> **CHALLENGE**:
Below are some records. Pull every line that contains the word "title".

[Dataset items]
○ ○ ○
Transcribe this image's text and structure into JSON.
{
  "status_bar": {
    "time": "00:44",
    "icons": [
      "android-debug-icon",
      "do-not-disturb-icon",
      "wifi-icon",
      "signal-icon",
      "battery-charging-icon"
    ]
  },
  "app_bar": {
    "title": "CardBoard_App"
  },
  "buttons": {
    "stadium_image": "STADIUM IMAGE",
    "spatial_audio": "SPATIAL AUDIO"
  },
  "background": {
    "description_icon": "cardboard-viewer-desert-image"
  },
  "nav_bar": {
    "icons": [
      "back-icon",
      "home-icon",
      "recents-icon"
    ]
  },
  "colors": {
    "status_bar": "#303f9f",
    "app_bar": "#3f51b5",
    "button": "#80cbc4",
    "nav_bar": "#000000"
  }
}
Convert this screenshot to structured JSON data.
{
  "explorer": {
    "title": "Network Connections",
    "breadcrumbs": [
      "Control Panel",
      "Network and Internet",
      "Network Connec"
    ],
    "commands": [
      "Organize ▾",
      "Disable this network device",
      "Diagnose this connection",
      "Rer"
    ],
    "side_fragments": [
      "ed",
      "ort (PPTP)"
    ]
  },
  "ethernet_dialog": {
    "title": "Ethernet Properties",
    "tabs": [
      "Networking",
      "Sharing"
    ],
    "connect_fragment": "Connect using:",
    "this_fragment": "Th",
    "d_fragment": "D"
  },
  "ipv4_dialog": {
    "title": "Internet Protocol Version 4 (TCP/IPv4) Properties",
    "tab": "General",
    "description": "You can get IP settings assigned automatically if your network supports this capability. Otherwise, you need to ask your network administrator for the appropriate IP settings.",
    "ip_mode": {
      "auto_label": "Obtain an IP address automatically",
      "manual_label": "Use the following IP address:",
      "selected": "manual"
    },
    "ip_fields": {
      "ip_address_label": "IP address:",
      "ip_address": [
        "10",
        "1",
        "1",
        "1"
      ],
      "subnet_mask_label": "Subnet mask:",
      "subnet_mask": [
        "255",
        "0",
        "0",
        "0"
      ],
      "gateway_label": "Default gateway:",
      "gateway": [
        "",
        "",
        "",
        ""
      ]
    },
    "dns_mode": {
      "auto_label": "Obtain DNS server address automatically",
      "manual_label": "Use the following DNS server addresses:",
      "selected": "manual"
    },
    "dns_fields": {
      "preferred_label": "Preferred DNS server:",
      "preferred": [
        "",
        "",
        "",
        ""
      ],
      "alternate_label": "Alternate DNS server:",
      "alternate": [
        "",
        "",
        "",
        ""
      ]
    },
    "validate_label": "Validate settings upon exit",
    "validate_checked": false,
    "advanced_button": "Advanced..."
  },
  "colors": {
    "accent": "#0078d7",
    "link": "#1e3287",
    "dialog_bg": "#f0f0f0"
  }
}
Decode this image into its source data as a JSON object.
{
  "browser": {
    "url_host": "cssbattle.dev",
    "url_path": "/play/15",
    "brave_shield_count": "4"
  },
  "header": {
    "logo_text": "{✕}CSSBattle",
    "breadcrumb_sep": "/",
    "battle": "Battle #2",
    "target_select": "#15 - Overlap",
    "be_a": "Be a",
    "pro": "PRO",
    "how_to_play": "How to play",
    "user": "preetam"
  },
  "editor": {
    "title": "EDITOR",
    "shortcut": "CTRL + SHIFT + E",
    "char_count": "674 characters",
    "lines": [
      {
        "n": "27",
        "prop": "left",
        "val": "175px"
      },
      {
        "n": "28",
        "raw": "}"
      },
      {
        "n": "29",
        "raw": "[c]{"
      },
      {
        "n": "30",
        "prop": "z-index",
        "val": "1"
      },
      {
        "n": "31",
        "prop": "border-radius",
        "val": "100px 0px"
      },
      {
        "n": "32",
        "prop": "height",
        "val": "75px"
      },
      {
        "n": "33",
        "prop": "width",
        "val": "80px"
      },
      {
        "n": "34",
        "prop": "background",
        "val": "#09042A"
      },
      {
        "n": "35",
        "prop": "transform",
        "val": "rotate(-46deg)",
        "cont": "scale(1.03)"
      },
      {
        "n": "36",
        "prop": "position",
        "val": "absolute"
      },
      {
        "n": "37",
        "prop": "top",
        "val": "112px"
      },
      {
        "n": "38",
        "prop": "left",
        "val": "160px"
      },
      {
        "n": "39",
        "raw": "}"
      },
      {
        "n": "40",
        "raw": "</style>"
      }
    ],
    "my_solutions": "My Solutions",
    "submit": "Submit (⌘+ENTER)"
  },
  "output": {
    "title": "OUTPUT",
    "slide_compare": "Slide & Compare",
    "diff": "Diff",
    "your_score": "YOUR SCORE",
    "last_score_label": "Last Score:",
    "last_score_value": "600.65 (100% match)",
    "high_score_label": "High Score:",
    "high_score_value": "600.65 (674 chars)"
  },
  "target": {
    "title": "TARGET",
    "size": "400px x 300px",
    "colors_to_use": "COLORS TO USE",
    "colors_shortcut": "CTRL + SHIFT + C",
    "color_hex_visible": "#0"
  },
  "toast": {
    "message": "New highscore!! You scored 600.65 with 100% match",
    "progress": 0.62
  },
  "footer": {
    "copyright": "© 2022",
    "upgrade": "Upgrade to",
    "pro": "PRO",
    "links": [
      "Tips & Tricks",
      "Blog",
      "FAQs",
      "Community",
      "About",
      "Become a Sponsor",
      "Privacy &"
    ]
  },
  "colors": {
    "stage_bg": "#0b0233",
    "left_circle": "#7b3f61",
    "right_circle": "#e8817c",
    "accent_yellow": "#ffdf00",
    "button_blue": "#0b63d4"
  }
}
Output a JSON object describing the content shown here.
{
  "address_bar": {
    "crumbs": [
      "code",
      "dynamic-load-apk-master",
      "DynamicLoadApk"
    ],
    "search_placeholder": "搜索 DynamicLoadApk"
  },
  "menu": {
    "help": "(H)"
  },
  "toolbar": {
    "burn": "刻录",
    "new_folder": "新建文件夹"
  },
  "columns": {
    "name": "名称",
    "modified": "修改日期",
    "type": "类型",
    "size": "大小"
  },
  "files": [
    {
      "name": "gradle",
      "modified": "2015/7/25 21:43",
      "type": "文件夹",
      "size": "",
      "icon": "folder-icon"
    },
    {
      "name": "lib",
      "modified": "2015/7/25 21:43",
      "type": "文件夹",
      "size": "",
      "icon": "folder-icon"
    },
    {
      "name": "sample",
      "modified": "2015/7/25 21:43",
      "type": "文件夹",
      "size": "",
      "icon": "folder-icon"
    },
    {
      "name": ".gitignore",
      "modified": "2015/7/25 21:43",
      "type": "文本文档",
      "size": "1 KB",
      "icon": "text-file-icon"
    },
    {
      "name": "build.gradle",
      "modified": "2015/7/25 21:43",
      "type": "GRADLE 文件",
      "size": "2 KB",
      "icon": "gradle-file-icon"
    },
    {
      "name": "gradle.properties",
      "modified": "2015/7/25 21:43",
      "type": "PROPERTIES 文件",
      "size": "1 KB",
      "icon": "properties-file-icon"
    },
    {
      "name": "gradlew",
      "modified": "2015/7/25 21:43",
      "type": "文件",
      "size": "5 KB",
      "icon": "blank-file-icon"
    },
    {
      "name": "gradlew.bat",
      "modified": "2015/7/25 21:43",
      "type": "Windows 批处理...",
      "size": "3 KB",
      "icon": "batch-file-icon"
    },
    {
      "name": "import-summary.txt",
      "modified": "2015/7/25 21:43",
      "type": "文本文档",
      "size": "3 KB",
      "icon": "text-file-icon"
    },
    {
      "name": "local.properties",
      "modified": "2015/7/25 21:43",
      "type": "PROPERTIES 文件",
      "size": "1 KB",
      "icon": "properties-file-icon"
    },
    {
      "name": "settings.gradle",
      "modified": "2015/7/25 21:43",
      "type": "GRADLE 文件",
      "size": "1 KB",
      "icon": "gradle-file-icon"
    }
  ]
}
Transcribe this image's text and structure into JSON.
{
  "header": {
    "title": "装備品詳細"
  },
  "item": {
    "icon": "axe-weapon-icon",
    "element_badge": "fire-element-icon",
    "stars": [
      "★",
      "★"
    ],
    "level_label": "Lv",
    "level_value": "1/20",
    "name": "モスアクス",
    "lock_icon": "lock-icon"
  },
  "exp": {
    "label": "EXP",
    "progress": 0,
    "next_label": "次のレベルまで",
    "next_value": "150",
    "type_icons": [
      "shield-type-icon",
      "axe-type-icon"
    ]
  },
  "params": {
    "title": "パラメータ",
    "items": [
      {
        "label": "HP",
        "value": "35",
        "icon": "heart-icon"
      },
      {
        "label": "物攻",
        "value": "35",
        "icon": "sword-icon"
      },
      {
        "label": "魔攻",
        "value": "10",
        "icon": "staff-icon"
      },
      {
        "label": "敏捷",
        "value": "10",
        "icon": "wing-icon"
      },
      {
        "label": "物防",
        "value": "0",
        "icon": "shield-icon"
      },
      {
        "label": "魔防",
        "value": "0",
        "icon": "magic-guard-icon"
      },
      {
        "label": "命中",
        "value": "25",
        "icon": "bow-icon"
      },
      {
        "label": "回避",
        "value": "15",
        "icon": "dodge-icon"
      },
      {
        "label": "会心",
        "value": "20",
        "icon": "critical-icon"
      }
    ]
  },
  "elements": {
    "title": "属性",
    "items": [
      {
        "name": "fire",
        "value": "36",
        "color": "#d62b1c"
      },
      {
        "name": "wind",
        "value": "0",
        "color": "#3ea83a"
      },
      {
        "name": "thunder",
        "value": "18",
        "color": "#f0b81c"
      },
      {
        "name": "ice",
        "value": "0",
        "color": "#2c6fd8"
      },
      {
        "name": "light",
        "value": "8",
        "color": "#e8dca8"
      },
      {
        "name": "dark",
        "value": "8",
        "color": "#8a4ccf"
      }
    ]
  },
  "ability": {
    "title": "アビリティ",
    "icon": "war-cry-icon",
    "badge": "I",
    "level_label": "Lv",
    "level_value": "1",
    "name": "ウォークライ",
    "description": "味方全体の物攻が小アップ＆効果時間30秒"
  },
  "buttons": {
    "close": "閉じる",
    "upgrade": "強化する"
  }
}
○ ○ ○
> **WRITTEN ANSWER**:
    "title": "CardBoard_App"
    "title": "Network Connections",
    "title": "Ethernet Properties",
    "title": "Internet Protocol Version 4 (TCP/IPv4) Properties",
    "title": "EDITOR",
    "title": "OUTPUT",
    "title": "TARGET",
    "title": "装備品詳細"
    "title": "パラメータ",
    "title": "属性",
    "title": "アビリティ",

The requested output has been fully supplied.